= Data excerpts =

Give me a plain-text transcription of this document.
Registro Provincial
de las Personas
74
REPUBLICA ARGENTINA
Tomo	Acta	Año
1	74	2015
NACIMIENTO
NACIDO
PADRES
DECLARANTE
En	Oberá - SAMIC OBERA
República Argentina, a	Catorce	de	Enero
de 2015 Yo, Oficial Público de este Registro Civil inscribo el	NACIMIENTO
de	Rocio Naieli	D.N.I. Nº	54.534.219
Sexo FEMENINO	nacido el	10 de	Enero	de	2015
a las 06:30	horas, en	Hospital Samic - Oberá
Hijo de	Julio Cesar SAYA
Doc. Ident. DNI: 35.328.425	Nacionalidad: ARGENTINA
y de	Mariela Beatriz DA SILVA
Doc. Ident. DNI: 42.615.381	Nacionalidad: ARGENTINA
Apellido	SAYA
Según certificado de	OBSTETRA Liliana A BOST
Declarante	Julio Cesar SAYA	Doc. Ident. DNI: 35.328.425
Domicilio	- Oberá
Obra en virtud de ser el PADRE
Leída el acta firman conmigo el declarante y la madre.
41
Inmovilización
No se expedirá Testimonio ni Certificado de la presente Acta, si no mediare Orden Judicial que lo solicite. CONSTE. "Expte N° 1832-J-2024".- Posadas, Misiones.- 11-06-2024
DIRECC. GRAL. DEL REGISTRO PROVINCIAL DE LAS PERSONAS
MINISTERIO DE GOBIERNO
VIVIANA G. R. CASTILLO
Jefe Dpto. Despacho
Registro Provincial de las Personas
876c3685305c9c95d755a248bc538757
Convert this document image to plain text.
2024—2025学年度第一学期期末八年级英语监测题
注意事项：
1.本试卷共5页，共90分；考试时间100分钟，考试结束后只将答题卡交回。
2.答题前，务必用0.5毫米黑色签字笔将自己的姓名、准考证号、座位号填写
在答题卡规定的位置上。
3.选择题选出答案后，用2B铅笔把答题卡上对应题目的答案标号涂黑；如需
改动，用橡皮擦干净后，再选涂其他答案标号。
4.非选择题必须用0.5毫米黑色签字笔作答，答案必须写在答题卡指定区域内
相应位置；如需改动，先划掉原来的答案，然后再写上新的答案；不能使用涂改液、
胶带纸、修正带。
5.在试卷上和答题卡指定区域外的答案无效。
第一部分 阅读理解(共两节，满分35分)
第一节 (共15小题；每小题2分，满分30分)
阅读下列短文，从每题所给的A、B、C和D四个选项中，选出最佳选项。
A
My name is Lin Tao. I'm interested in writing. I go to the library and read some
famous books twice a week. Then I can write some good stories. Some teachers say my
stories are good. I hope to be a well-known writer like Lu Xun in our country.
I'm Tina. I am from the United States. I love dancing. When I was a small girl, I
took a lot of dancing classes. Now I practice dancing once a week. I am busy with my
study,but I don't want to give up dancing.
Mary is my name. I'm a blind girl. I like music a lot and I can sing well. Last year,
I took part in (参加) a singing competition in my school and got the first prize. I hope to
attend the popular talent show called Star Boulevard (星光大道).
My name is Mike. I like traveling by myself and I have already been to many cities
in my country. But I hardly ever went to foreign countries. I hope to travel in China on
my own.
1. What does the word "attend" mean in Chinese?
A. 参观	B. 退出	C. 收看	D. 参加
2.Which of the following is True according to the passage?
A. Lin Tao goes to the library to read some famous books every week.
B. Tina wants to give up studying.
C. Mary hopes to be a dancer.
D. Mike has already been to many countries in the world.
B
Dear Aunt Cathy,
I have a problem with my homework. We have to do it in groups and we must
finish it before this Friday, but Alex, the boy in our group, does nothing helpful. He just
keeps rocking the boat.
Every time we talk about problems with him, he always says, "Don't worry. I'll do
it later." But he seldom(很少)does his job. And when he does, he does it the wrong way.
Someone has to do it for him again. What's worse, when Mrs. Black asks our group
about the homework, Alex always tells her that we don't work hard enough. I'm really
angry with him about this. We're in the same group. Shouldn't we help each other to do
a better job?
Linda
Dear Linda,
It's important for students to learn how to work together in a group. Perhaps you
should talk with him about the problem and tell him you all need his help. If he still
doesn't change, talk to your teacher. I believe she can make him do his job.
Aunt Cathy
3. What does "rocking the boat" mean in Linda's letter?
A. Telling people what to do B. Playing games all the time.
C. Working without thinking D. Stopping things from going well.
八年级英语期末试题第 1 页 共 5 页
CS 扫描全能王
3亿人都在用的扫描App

= Do this =
Gather each line in the entries above where the string "library" is found.

= Response =
My name is Lin Tao. I'm interested in writing. I go to the library and read some
A. Lin Tao goes to the library to read some famous books every week.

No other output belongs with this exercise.